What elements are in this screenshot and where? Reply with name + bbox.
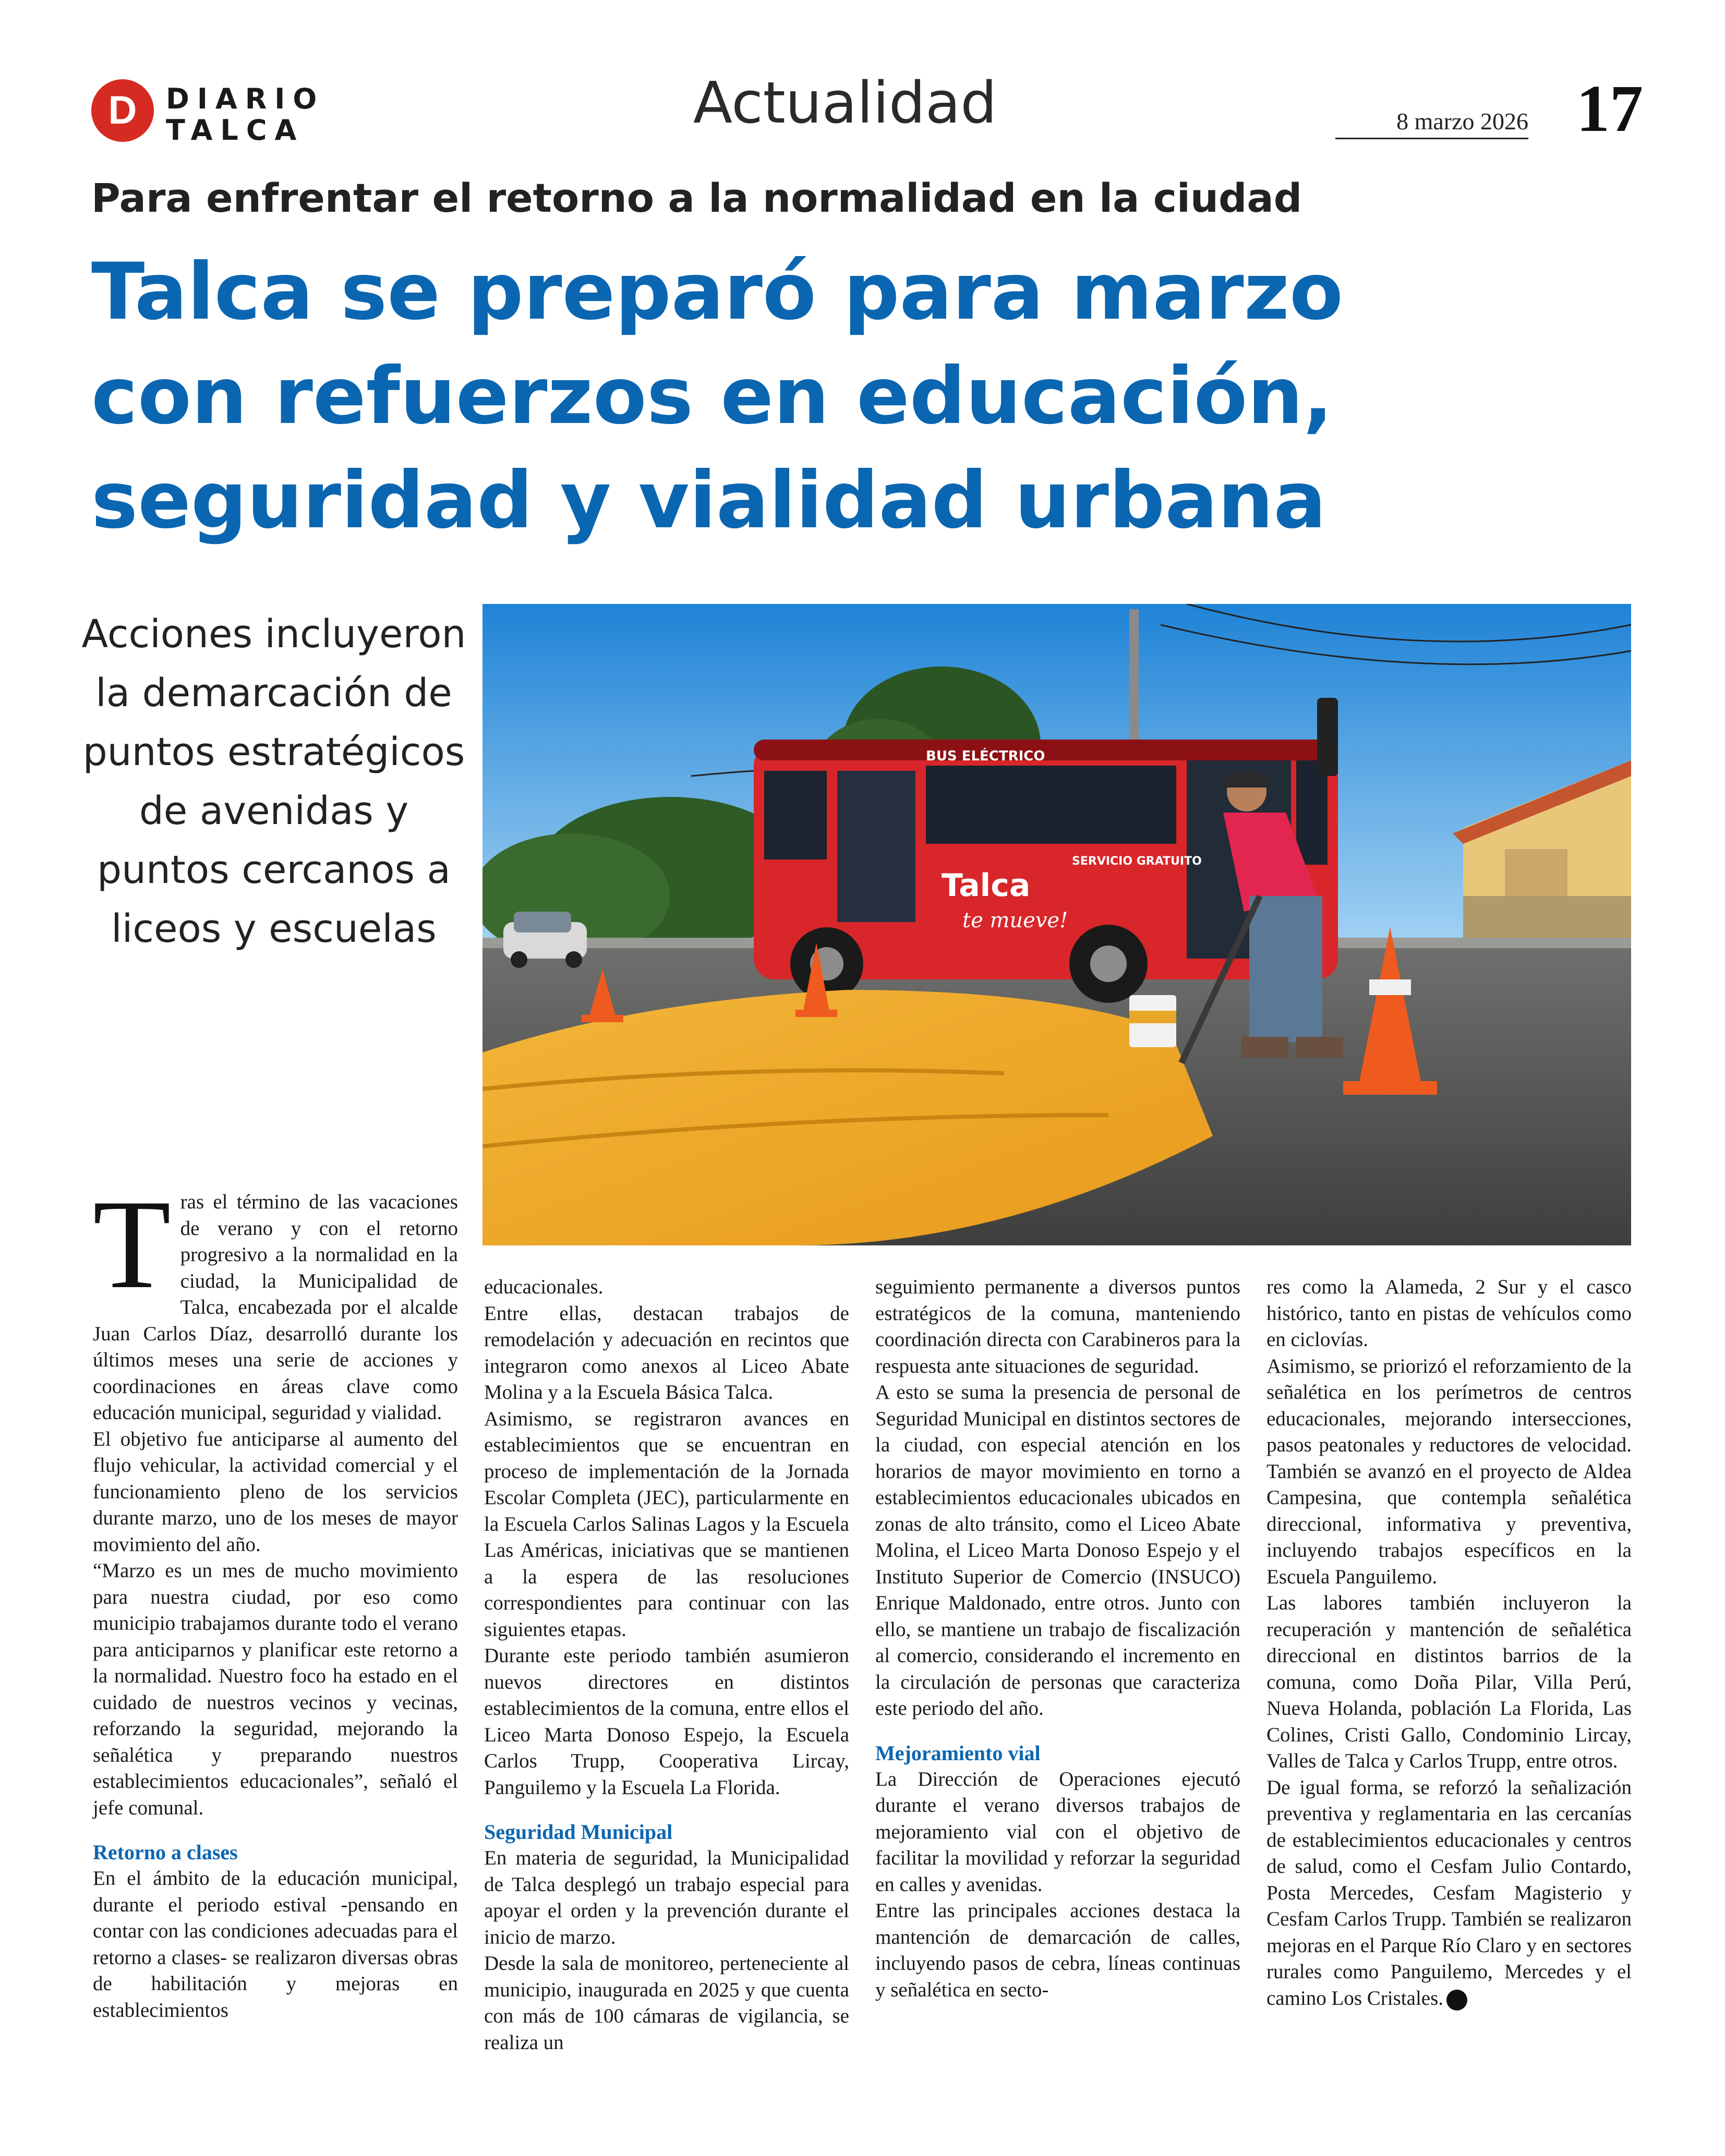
paragraph: El objetivo fue anticiparse al aumento del flujo vehicular, la actividad comercial y el funcionamiento pleno de los servicios durante marzo, uno de los meses de mayor movimiento del año. xyxy=(93,1427,458,1556)
page-number: 17 xyxy=(1576,71,1643,146)
kicker: Para enfrentar el retorno a la normalidad en la ciudad xyxy=(91,175,1302,221)
bus-slogan: te mueve! xyxy=(962,909,1068,932)
lead-text: Acciones incluyeron la demarcación de puntos estratégicos de avenidas y puntos cercanos a liceos y escuelas xyxy=(81,612,466,951)
paragraph: Asimismo, se registraron avances en establecimientos que se encuentran en proceso de implementación de la Jornada Escolar Completa (JEC), particularmente en la Escuela Carlos Salinas Lagos y la Escuela Las Américas, iniciativas que se mantienen a la espera de las resoluciones correspondientes para continuar con las siguientes etapas. xyxy=(484,1407,849,1641)
paragraph: Entre ellas, destacan trabajos de remodelación y adecuación en recintos que integraron como anexos al Liceo Abate Molina y a la Escuela Básica Talca. xyxy=(484,1302,849,1403)
paint-bucket xyxy=(1129,995,1176,1047)
bus-badge: SERVICIO GRATUITO xyxy=(1072,855,1202,868)
bus-top-label: BUS ELÉCTRICO xyxy=(926,748,1045,764)
article-column-3 xyxy=(875,1274,1240,2003)
subheading-seguridad-municipal: Seguridad Municipal xyxy=(484,1820,673,1844)
end-mark-icon xyxy=(1446,1990,1467,2010)
paragraph: Desde la sala de monitoreo, perteneciente al municipio, inaugurada en 2025 y que cuenta con más de 100 cámaras de vigilancia, se realiza un xyxy=(484,1952,849,2054)
paragraph: Las labores también incluyeron la recuperación y mantención de señalética direccional en distintos barrios de la comuna, como Doña Pilar, Villa Perú, Nueva Holanda, población La Florida, Las Colines, Cristi Gallo, Condominio Lircay, Valles de Talca y Carlos Trupp, entre otros. xyxy=(1266,1592,1632,1772)
paragraph: Asimismo, se priorizó el reforzamiento de la señalética en los perímetros de centros educacionales, mejorando intersecciones, pasos peatonales y reductores de velocidad. También se avanzó en el proyecto de Aldea Campesina, que contempla señalética direccional, informativa y preventiva, incluyendo trabajos específicos en la Escuela Panguilemo. xyxy=(1266,1354,1632,1588)
section-title: Actualidad xyxy=(693,69,997,136)
paragraph: educacionales. xyxy=(484,1276,604,1298)
headline xyxy=(91,240,1656,553)
paragraph: seguimiento permanente a diversos puntos estratégicos de la comuna, manteniendo coordinación directa con Carabineros para la respuesta ante situaciones de seguridad. xyxy=(875,1276,1240,1377)
headline-line: con refuerzos en educación, xyxy=(91,351,1333,442)
issue-date: 8 marzo 2026 xyxy=(1335,107,1528,139)
bus-brand: Talca xyxy=(942,867,1031,904)
headline-line: seguridad y vialidad urbana xyxy=(91,455,1326,546)
paragraph: “Marzo es un mes de mucho movimiento para nuestra ciudad, por eso como municipio trabajamos durante todo el verano para anticiparnos y planificar este retorno a la normalidad. Nuestro foco ha estado en el cuidado de nuestros vecinos y vecinas, reforzando la seguridad, mejorando la señalética y preparando nuestros establecimientos educacionales”, señaló el jefe comunal. xyxy=(93,1559,458,1819)
headline-line: Talca se preparó para marzo xyxy=(91,247,1343,337)
paragraph: La Dirección de Operaciones ejecutó durante el verano diversos trabajos de mejoramiento vial con el objetivo de facilitar la movilidad y reforzar la seguridad en calles y avenidas. xyxy=(875,1767,1240,1896)
paragraph: A esto se suma la presencia de personal de Seguridad Municipal en distintos sectores de la ciudad, con especial atención en los horarios de mayor movimiento en torno a establecimientos educacionales ubicados en zonas de alto tránsito, como el Liceo Abate Molina, el Liceo Marta Donoso Espejo y el Instituto Superior de Comercio (INSUCO) Enrique Maldonado, entre otros. Junto con ello, se mantiene un trabajo de fiscalización al comercio, considerando el incremento en la circulación de personas que caracteriza este periodo del año. xyxy=(875,1381,1240,1719)
article-column-1 xyxy=(93,1173,458,2024)
logo-mark xyxy=(91,79,154,142)
subheading-retorno-a-clases: Retorno a clases xyxy=(93,1840,238,1864)
paragraph: Durante este periodo también asumieron nuevos directores en distintos establecimientos de la comuna, entre ellos el Liceo Marta Donoso Espejo, la Escuela Carlos Trupp, Cooperativa Lircay, Panguilemo y la Escuela La Florida. xyxy=(484,1644,849,1799)
article-photo xyxy=(482,604,1631,1245)
drop-cap: T xyxy=(93,1173,171,1315)
logo-initial: D xyxy=(108,88,137,132)
logo-line-1: DIARIO xyxy=(166,82,325,115)
article-column-2 xyxy=(484,1274,849,2056)
paragraph: En el ámbito de la educación municipal, durante el periodo estival -pensando en contar con las condiciones adecuadas para el retorno a clases- se realizaron diversas obras de habilitación y mejoras en establecimientos xyxy=(93,1867,458,2021)
paragraph: ras el término de las vacaciones de verano y con el retorno progresivo a la normalidad en la ciudad, la Municipalidad de Talca, encabezada por el alcalde Juan Carlos Díaz, desarrolló durante los últimos meses una serie de acciones y coordinaciones en áreas clave como educación municipal, seguridad y vialidad. xyxy=(93,1191,458,1424)
paragraph-final xyxy=(1266,1775,1632,2012)
subheading-mejoramiento-vial: Mejoramiento vial xyxy=(875,1741,1041,1765)
article-column-4 xyxy=(1266,1274,1632,2012)
paragraph: res como la Alameda, 2 Sur y el casco histórico, tanto en pistas de vehículos como en ciclovías. xyxy=(1266,1276,1632,1351)
paragraph: Entre las principales acciones destaca la mantención de demarcación de calles, incluyendo pasos de cebra, líneas continuas y señalética en secto- xyxy=(875,1899,1240,2001)
paragraph: En materia de seguridad, la Municipalidad de Talca desplegó un trabajo especial para apoyar el orden y la prevención durante el inicio de marzo. xyxy=(484,1847,849,1948)
logo-wordmark xyxy=(166,83,324,146)
logo-line-2: TALCA xyxy=(166,114,305,147)
paragraph-final-text: De igual forma, se reforzó la señalización preventiva y reglamentaria en las cercanías de establecimientos educacionales y centros de salud, como el Cesfam Julio Contardo, Posta Mercedes, Cesfam Magisterio y Cesfam Carlos Trupp. También se realizaron mejoras en el Parque Río Claro y en sectores rurales como Panguilemo, Mercedes y el camino Los Cristales. xyxy=(1266,1776,1632,2009)
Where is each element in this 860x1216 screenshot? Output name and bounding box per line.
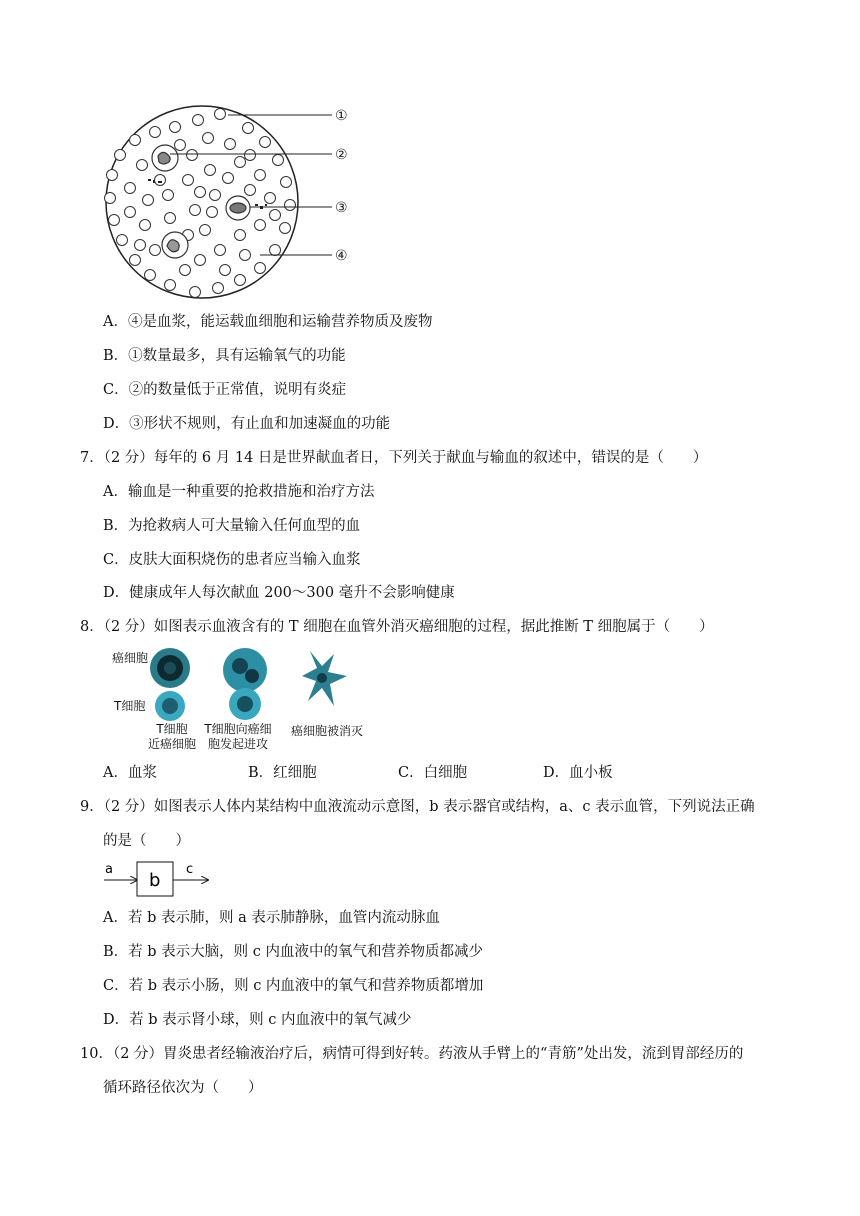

* EXERCISE AIM *
Convert all of the material above into a JSON list of strings, one string per line with blank lines omitted, and leave out the pictures.

* REPLY TO THE TASK *
[
  "What elements are in this screenshot and where? Reply with name + bbox.",
  "paragraph: El objetivo fue anticiparse al aumento del flujo vehicular, la actividad comercial y el funcionamiento pleno de los servicios durante marzo, uno de los meses de mayor movimiento del año. xyxy=(93,1427,458,1556)",
  "page-number: 17 xyxy=(1576,71,1643,146)",
  "kicker: Para enfrentar el retorno a la normalidad en la ciudad xyxy=(91,175,1302,221)",
  "bus-slogan: te mueve! xyxy=(962,909,1068,932)",
  "lead-text: Acciones incluyeron la demarcación de puntos estratégicos de avenidas y puntos cercanos a liceos y escuelas xyxy=(81,612,466,951)",
  "paragraph: Asimismo, se registraron avances en establecimientos que se encuentran en proceso de implementación de la Jornada Escolar Completa (JEC), particularmente en la Escuela Carlos Salinas Lagos y la Escuela Las Américas, iniciativas que se mantienen a la espera de las resoluciones correspondientes para continuar con las siguientes etapas. xyxy=(484,1407,849,1641)",
  "paragraph: Entre ellas, destacan trabajos de remodelación y adecuación en recintos que integraron como anexos al Liceo Abate Molina y a la Escuela Básica Talca. xyxy=(484,1302,849,1403)",
  "paint-bucket xyxy=(1129,995,1176,1047)",
  "bus-badge: SERVICIO GRATUITO xyxy=(1072,855,1202,868)",
  "bus-top-label: BUS ELÉCTRICO xyxy=(926,748,1045,764)",
  "article-column-3 xyxy=(875,1274,1240,2003)",
  "subheading-seguridad-municipal: Seguridad Municipal xyxy=(484,1820,673,1844)",
  "end-mark-icon xyxy=(1446,1990,1467,2010)",
  "paragraph: Desde la sala de monitoreo, perteneciente al municipio, inaugurada en 2025 y que cuenta con más de 100 cámaras de vigilancia, se realiza un xyxy=(484,1952,849,2054)",
  "paragraph: Las labores también incluyeron la recuperación y mantención de señalética direccional en distintos barrios de la comuna, como Doña Pilar, Villa Perú, Nueva Holanda, población La Florida, Las Colines, Cristi Gallo, Condominio Lircay, Valles de Talca y Carlos Trupp, entre otros. xyxy=(1266,1592,1632,1772)",
  "paragraph: Asimismo, se priorizó el reforzamiento de la señalética en los perímetros de centros educacionales, mejorando intersecciones, pasos peatonales y reductores de velocidad. También se avanzó en el proyecto de Aldea Campesina, que contempla señalética direccional, informativa y preventiva, incluyendo trabajos específicos en la Escuela Panguilemo. xyxy=(1266,1354,1632,1588)",
  "section-title: Actualidad xyxy=(693,69,997,136)",
  "paragraph: educacionales. xyxy=(484,1276,604,1298)",
  "headline xyxy=(91,240,1656,553)",
  "paragraph: seguimiento permanente a diversos puntos estratégicos de la comuna, manteniendo coordinación directa con Carabineros para la respuesta ante situaciones de seguridad. xyxy=(875,1276,1240,1377)",
  "headline-line: con refuerzos en educación, xyxy=(91,351,1333,442)",
  "issue-date: 8 marzo 2026 xyxy=(1335,107,1528,139)",
  "bus-brand: Talca xyxy=(942,867,1031,904)",
  "headline-line: seguridad y vialidad urbana xyxy=(91,455,1326,546)",
  "paragraph: “Marzo es un mes de mucho movimiento para nuestra ciudad, por eso como municipio trabajamos durante todo el verano para anticiparnos y planificar este retorno a la normalidad. Nuestro foco ha estado en el cuidado de nuestros vecinos y vecinas, reforzando la seguridad, mejorando la señalética y preparando nuestros establecimientos educacionales”, señaló el jefe comunal. xyxy=(93,1559,458,1819)",
  "headline-line: Talca se preparó para marzo xyxy=(91,247,1343,337)",
  "paragraph: La Dirección de Operaciones ejecutó durante el verano diversos trabajos de mejoramiento vial con el objetivo de facilitar la movilidad y reforzar la seguridad en calles y avenidas. xyxy=(875,1767,1240,1896)",
  "paragraph: A esto se suma la presencia de personal de Seguridad Municipal en distintos sectores de la ciudad, con especial atención en los horarios de mayor movimiento en torno a establecimientos educacionales ubicados en zonas de alto tránsito, como el Liceo Abate Molina, el Liceo Marta Donoso Espejo y el Instituto Superior de Comercio (INSUCO) Enrique Maldonado, entre otros. Junto con ello, se mantiene un trabajo de fiscalización al comercio, considerando el incremento en la circulación de personas que caracteriza este periodo del año. xyxy=(875,1381,1240,1719)",
  "article-column-1 xyxy=(93,1173,458,2024)",
  "logo-mark xyxy=(91,79,154,142)",
  "subheading-retorno-a-clases: Retorno a clases xyxy=(93,1840,238,1864)",
  "paragraph: Durante este periodo también asumieron nuevos directores en distintos establecimientos de la comuna, entre ellos el Liceo Marta Donoso Espejo, la Escuela Carlos Trupp, Cooperativa Lircay, Panguilemo y la Escuela La Florida. xyxy=(484,1644,849,1799)",
  "article-photo xyxy=(482,604,1631,1245)",
  "drop-cap: T xyxy=(93,1173,171,1315)",
  "logo-initial: D xyxy=(108,88,137,132)",
  "logo-line-1: DIARIO xyxy=(166,82,325,115)",
  "article-column-2 xyxy=(484,1274,849,2056)",
  "paragraph: En el ámbito de la educación municipal, durante el periodo estival -pensando en contar con las condiciones adecuadas para el retorno a clases- se realizaron diversas obras de habilitación y mejoras en establecimientos xyxy=(93,1867,458,2021)",
  "paragraph: ras el término de las vacaciones de verano y con el retorno progresivo a la normalidad en la ciudad, la Municipalidad de Talca, encabezada por el alcalde Juan Carlos Díaz, desarrolló durante los últimos meses una serie de acciones y coordinaciones en áreas clave como educación municipal, seguridad y vialidad. xyxy=(93,1191,458,1424)",
  "paragraph-final xyxy=(1266,1775,1632,2012)",
  "subheading-mejoramiento-vial: Mejoramiento vial xyxy=(875,1741,1041,1765)",
  "article-column-4 xyxy=(1266,1274,1632,2012)",
  "paragraph: res como la Alameda, 2 Sur y el casco histórico, tanto en pistas de vehículos como en ciclovías. xyxy=(1266,1276,1632,1351)",
  "paragraph: Entre las principales acciones destaca la mantención de demarcación de calles, incluyendo pasos de cebra, líneas continuas y señalética en secto- xyxy=(875,1899,1240,2001)",
  "paragraph: En materia de seguridad, la Municipalidad de Talca desplegó un trabajo especial para apoyar el orden y la prevención durante el inicio de marzo. xyxy=(484,1847,849,1948)",
  "logo-wordmark xyxy=(166,83,324,146)",
  "logo-line-2: TALCA xyxy=(166,114,305,147)",
  "paragraph-final-text: De igual forma, se reforzó la señalización preventiva y reglamentaria en las cercanías de establecimientos educacionales y centros de salud, como el Cesfam Julio Contardo, Posta Mercedes, Cesfam Magisterio y Cesfam Carlos Trupp. También se realizaron mejoras en el Parque Río Claro y en sectores rurales como Panguilemo, Mercedes y el camino Los Cristales. xyxy=(1266,1776,1632,2009)",
  "Where is each element in this 860x1216 screenshot? Output name and bounding box per line."
]